▶ SHORT EXERCISE
Nothing in the data should change when you return it, but leave the pictures out.

▶ Entries from a visual dataset
** Begin **

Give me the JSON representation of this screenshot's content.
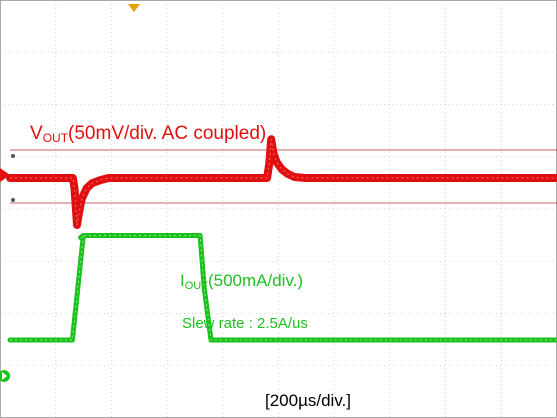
{
  "chart_data": {
    "type": "line",
    "title": "",
    "xlabel": "[200µs/div.]",
    "x_unit": "µs",
    "x_range": [
      0,
      2000
    ],
    "grid": true,
    "series": [
      {
        "name": "VOUT",
        "label_main": "V",
        "label_sub": "OUT",
        "label_rest": "(50mV/div. AC coupled)",
        "color": "#e01010",
        "scale": "50mV/div",
        "coupling": "AC",
        "y_unit": "mV",
        "points": [
          [
            0,
            0
          ],
          [
            230,
            0
          ],
          [
            236,
            -10
          ],
          [
            245,
            -45
          ],
          [
            252,
            -34
          ],
          [
            262,
            -20
          ],
          [
            280,
            -10
          ],
          [
            300,
            -5
          ],
          [
            330,
            -2
          ],
          [
            360,
            0
          ],
          [
            940,
            0
          ],
          [
            948,
            14
          ],
          [
            955,
            37
          ],
          [
            963,
            24
          ],
          [
            975,
            15
          ],
          [
            995,
            8
          ],
          [
            1015,
            4
          ],
          [
            1040,
            1
          ],
          [
            1080,
            0
          ],
          [
            2000,
            0
          ]
        ]
      },
      {
        "name": "IOUT",
        "label_main": "I",
        "label_sub": "OUT",
        "label_rest": "(500mA/div.)",
        "color": "#1ec01e",
        "scale": "500mA/div",
        "y_unit": "mA",
        "points": [
          [
            0,
            0
          ],
          [
            228,
            0
          ],
          [
            268,
            1000
          ],
          [
            258,
            980
          ],
          [
            268,
            1000
          ],
          [
            695,
            1000
          ],
          [
            710,
            500
          ],
          [
            735,
            0
          ],
          [
            2000,
            0
          ]
        ]
      }
    ],
    "annotations": [
      {
        "text": "Slew rate : 2.5A/us",
        "color": "#1ec01e"
      }
    ]
  }
}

** End **

▶ RESPONSE
Give me the JSON representation of this screenshot's content.
{
  "chart_data": {
    "type": "line",
    "title": "",
    "xlabel": "[200µs/div.]",
    "x_unit": "µs",
    "x_range": [
      0,
      2000
    ],
    "grid": true,
    "series": [
      {
        "name": "VOUT",
        "label_main": "V",
        "label_sub": "OUT",
        "label_rest": "(50mV/div. AC coupled)",
        "color": "#e01010",
        "scale": "50mV/div",
        "coupling": "AC",
        "y_unit": "mV",
        "points": [
          [
            0,
            0
          ],
          [
            230,
            0
          ],
          [
            236,
            -10
          ],
          [
            245,
            -45
          ],
          [
            252,
            -34
          ],
          [
            262,
            -20
          ],
          [
            280,
            -10
          ],
          [
            300,
            -5
          ],
          [
            330,
            -2
          ],
          [
            360,
            0
          ],
          [
            940,
            0
          ],
          [
            948,
            14
          ],
          [
            955,
            37
          ],
          [
            963,
            24
          ],
          [
            975,
            15
          ],
          [
            995,
            8
          ],
          [
            1015,
            4
          ],
          [
            1040,
            1
          ],
          [
            1080,
            0
          ],
          [
            2000,
            0
          ]
        ]
      },
      {
        "name": "IOUT",
        "label_main": "I",
        "label_sub": "OUT",
        "label_rest": "(500mA/div.)",
        "color": "#1ec01e",
        "scale": "500mA/div",
        "y_unit": "mA",
        "points": [
          [
            0,
            0
          ],
          [
            228,
            0
          ],
          [
            268,
            1000
          ],
          [
            258,
            980
          ],
          [
            268,
            1000
          ],
          [
            695,
            1000
          ],
          [
            710,
            500
          ],
          [
            735,
            0
          ],
          [
            2000,
            0
          ]
        ]
      }
    ],
    "annotations": [
      {
        "text": "Slew rate : 2.5A/us",
        "color": "#1ec01e"
      }
    ]
  }
}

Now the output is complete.